- **GOAL OF THE EXERCISE**
Exactly how many lines have the word "Score"? Answer with the bare number.

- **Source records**

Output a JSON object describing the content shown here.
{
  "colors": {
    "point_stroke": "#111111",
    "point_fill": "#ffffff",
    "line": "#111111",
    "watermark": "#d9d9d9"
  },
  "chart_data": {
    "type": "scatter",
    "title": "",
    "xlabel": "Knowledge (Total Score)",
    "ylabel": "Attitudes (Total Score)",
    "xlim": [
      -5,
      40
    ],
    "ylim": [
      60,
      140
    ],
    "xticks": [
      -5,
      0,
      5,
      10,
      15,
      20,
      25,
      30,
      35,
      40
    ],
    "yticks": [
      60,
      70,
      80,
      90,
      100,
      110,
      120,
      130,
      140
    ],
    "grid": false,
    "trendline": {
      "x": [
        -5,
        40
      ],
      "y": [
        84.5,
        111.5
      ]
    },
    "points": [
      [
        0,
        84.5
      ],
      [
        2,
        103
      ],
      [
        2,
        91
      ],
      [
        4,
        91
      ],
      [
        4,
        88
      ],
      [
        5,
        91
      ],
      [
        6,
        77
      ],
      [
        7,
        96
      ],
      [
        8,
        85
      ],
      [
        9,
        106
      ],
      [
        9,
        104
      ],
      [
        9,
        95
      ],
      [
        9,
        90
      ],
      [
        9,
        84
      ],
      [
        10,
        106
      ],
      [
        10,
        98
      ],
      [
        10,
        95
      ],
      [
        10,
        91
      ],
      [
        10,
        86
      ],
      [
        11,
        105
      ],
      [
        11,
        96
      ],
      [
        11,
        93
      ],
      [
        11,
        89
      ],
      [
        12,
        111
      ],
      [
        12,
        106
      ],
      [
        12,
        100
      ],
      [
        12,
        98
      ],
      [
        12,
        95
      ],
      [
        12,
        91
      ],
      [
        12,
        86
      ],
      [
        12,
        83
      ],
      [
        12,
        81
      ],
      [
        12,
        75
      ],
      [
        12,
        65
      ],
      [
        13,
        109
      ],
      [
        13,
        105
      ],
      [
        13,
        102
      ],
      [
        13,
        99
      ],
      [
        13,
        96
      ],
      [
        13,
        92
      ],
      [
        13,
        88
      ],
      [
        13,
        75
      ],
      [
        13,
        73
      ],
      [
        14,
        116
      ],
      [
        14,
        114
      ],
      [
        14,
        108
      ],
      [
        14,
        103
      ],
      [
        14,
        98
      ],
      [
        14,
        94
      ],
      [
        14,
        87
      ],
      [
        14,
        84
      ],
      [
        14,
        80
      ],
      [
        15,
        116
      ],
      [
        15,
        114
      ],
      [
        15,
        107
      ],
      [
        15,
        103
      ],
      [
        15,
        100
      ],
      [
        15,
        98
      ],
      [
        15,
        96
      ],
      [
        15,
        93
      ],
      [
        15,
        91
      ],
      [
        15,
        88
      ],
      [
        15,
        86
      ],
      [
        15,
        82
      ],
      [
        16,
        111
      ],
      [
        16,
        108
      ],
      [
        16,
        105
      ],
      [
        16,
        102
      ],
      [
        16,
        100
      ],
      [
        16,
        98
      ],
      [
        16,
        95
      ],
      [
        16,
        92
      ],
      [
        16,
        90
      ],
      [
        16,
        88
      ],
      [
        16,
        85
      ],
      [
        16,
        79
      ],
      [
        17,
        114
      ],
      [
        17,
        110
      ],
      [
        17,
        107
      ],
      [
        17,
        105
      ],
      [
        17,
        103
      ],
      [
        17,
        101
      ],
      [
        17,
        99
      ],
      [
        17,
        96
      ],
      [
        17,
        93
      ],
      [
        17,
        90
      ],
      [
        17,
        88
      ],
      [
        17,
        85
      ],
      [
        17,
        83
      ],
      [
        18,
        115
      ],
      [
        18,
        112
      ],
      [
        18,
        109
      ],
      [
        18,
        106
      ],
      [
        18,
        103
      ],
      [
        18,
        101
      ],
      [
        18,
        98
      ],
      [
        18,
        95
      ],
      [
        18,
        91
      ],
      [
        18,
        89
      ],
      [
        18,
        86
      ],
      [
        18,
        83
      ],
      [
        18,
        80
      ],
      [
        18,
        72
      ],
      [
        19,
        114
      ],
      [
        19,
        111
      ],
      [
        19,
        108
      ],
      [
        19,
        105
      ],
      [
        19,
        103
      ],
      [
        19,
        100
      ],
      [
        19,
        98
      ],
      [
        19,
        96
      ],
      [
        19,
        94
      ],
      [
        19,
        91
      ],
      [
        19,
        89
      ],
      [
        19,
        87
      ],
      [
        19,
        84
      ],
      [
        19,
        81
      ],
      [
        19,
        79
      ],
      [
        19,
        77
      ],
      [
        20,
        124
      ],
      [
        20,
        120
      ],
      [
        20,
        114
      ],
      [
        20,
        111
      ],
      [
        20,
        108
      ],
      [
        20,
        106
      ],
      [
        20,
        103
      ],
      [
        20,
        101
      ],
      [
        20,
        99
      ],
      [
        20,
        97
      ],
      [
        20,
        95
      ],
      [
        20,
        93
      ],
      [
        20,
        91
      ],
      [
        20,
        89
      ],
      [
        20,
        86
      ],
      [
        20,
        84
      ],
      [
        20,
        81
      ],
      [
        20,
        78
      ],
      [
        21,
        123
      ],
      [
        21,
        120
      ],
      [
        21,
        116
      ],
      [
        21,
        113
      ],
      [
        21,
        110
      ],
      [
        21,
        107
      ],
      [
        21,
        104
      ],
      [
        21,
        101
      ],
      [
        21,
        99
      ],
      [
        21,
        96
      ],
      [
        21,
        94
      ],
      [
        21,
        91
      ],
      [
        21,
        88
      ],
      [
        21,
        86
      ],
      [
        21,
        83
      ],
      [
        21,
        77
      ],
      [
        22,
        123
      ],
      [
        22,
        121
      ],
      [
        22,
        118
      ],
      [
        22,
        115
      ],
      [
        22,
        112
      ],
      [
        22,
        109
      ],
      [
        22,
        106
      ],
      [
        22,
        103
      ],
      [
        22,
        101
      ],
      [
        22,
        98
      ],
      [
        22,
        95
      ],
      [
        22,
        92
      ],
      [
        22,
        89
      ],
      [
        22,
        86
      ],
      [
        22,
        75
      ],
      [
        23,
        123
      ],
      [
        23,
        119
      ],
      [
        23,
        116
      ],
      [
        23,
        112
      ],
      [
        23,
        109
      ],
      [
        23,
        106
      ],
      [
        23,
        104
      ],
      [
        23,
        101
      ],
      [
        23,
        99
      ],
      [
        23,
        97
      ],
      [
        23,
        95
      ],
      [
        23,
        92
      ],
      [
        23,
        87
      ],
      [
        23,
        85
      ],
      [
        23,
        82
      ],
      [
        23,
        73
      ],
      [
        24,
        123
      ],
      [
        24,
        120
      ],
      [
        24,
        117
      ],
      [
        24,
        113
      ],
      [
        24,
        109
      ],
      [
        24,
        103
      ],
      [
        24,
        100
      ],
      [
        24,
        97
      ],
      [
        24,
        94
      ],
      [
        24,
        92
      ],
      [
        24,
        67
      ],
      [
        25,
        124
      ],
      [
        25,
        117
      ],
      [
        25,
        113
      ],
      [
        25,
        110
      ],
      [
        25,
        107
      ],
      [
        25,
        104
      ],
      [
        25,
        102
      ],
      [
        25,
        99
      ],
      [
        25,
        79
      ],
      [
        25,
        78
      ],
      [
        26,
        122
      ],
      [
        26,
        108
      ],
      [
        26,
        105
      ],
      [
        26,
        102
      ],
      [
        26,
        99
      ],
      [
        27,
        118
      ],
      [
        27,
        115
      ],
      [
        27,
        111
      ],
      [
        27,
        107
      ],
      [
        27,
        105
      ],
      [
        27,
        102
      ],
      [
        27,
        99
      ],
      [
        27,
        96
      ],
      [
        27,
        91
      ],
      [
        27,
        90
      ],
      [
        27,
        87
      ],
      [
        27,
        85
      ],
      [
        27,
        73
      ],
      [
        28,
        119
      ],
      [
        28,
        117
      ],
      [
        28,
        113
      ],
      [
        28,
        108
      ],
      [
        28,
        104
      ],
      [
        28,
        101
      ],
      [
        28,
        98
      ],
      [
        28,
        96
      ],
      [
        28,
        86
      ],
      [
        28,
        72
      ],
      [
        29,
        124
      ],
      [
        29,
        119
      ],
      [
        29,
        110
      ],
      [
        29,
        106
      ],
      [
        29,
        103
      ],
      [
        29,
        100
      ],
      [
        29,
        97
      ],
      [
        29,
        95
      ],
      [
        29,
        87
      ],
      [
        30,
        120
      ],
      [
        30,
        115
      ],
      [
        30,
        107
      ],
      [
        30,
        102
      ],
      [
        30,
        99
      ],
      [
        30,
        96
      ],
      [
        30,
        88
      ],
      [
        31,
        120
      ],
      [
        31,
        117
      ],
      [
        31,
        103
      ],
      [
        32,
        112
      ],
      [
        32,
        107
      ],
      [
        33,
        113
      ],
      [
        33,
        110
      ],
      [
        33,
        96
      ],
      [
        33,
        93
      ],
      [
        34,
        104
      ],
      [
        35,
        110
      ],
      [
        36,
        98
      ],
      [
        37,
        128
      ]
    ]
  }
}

- **SOLUTION TO THE PROBLEM**
2